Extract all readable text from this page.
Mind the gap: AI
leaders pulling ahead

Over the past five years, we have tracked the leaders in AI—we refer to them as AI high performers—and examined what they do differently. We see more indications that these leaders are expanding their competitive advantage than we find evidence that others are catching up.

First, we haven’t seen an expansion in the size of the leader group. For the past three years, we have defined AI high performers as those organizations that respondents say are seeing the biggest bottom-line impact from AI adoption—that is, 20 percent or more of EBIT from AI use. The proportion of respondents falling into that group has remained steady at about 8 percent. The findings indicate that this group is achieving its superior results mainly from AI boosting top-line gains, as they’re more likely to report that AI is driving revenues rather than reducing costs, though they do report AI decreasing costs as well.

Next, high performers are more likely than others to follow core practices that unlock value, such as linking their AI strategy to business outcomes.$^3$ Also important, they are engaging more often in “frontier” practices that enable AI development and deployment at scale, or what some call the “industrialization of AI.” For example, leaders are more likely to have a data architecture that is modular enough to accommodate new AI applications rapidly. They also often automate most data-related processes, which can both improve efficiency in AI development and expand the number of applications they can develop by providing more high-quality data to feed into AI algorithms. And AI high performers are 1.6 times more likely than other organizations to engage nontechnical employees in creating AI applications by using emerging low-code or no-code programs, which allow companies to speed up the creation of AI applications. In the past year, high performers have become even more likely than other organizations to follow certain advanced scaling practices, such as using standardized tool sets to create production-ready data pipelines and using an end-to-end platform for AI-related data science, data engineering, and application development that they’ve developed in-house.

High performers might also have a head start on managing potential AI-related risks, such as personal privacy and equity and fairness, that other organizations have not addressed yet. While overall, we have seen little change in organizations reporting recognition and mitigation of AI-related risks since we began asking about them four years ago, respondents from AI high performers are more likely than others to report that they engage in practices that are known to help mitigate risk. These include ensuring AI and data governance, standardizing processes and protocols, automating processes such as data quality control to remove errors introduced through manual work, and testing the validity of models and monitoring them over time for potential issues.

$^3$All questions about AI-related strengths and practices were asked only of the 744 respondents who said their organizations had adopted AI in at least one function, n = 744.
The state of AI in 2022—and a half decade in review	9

_Objective_
Exactly reproduce every line of the data above.

_Finished exercise_
Extract all readable text from this page.
Mind the gap: AI
leaders pulling ahead

Over the past five years, we have tracked the leaders in AI—we refer to them as AI high performers—and examined what they do differently. We see more indications that these leaders are expanding their competitive advantage than we find evidence that others are catching up.

First, we haven’t seen an expansion in the size of the leader group. For the past three years, we have defined AI high performers as those organizations that respondents say are seeing the biggest bottom-line impact from AI adoption—that is, 20 percent or more of EBIT from AI use. The proportion of respondents falling into that group has remained steady at about 8 percent. The findings indicate that this group is achieving its superior results mainly from AI boosting top-line gains, as they’re more likely to report that AI is driving revenues rather than reducing costs, though they do report AI decreasing costs as well.

Next, high performers are more likely than others to follow core practices that unlock value, such as linking their AI strategy to business outcomes.$^3$ Also important, they are engaging more often in “frontier” practices that enable AI development and deployment at scale, or what some call the “industrialization of AI.” For example, leaders are more likely to have a data architecture that is modular enough to accommodate new AI applications rapidly. They also often automate most data-related processes, which can both improve efficiency in AI development and expand the number of applications they can develop by providing more high-quality data to feed into AI algorithms. And AI high performers are 1.6 times more likely than other organizations to engage nontechnical employees in creating AI applications by using emerging low-code or no-code programs, which allow companies to speed up the creation of AI applications. In the past year, high performers have become even more likely than other organizations to follow certain advanced scaling practices, such as using standardized tool sets to create production-ready data pipelines and using an end-to-end platform for AI-related data science, data engineering, and application development that they’ve developed in-house.

High performers might also have a head start on managing potential AI-related risks, such as personal privacy and equity and fairness, that other organizations have not addressed yet. While overall, we have seen little change in organizations reporting recognition and mitigation of AI-related risks since we began asking about them four years ago, respondents from AI high performers are more likely than others to report that they engage in practices that are known to help mitigate risk. These include ensuring AI and data governance, standardizing processes and protocols, automating processes such as data quality control to remove errors introduced through manual work, and testing the validity of models and monitoring them over time for potential issues.

$^3$All questions about AI-related strengths and practices were asked only of the 744 respondents who said their organizations had adopted AI in at least one function, n = 744.
The state of AI in 2022—and a half decade in review	9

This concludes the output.